### GOAL
Answer with one number: how many lines have "جلودهم".

### DATA RECORDS
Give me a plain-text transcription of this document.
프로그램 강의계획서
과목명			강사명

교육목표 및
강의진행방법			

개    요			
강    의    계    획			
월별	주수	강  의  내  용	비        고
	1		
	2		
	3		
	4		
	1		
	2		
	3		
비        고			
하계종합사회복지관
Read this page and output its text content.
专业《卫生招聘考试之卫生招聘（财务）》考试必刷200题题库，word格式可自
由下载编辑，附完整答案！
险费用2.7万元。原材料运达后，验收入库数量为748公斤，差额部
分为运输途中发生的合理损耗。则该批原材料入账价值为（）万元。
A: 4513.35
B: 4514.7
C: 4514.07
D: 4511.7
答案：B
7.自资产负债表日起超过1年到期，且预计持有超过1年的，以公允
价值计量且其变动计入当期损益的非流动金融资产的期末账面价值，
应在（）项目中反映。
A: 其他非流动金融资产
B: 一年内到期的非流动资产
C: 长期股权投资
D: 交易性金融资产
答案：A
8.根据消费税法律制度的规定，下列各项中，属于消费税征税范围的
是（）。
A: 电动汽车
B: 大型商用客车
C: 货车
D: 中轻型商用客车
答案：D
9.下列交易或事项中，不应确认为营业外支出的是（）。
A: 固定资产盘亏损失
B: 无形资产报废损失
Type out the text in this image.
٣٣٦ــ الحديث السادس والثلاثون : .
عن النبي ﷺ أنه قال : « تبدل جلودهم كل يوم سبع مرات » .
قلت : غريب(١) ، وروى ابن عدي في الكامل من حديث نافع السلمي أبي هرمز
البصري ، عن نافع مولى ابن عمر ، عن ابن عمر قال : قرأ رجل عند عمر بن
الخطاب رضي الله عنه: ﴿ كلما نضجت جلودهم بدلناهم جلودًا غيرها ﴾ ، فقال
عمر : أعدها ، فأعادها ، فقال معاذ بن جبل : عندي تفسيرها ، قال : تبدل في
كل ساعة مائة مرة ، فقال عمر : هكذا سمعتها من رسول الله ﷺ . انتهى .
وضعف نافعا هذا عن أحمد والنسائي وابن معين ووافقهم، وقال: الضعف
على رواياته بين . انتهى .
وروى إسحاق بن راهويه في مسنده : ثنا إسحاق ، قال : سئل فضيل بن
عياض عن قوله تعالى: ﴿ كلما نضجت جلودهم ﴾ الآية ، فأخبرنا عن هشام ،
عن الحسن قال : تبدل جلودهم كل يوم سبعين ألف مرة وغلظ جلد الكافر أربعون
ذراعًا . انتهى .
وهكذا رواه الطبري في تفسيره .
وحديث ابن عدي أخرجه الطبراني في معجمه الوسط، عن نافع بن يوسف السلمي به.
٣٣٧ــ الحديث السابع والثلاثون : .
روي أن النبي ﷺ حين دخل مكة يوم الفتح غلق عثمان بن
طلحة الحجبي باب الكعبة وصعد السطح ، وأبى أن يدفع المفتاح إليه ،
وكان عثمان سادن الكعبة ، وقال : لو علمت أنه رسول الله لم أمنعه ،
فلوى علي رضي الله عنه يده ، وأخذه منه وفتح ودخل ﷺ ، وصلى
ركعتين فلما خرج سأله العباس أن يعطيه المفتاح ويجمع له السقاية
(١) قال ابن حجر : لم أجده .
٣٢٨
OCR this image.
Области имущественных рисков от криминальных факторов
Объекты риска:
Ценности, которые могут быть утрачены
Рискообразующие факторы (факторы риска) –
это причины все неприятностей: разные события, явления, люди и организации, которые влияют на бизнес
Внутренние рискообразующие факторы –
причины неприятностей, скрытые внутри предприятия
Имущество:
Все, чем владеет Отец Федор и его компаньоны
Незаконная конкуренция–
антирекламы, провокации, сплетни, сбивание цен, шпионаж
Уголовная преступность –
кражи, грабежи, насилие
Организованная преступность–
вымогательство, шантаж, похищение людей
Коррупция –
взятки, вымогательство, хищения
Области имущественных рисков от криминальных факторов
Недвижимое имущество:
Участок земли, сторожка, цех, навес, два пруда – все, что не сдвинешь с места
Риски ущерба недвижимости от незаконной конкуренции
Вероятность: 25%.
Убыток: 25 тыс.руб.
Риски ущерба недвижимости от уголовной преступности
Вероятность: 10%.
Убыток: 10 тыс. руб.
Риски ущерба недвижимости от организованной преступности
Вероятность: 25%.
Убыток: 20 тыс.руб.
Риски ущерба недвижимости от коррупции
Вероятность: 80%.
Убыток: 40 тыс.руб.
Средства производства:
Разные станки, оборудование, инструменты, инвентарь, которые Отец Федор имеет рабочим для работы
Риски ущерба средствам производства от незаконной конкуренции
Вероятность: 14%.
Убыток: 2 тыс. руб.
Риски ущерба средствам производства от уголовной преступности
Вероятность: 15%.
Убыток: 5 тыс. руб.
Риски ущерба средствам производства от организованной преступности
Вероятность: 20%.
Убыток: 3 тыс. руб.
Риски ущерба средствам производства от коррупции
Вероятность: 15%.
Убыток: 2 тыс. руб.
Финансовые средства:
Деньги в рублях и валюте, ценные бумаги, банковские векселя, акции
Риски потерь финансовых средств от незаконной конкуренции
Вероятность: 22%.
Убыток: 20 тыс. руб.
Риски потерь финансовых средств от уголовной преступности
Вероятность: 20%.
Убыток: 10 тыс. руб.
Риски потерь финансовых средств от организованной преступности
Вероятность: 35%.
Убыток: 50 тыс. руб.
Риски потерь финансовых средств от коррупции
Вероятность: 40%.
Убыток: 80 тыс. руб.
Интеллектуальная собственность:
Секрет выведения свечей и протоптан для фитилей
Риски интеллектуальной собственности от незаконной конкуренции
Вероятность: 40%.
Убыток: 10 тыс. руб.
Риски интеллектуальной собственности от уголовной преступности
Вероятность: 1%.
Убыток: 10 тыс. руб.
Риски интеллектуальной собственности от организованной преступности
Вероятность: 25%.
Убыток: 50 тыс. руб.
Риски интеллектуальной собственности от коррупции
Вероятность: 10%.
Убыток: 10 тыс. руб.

### RESPONSE TO THIS EXERCISE
4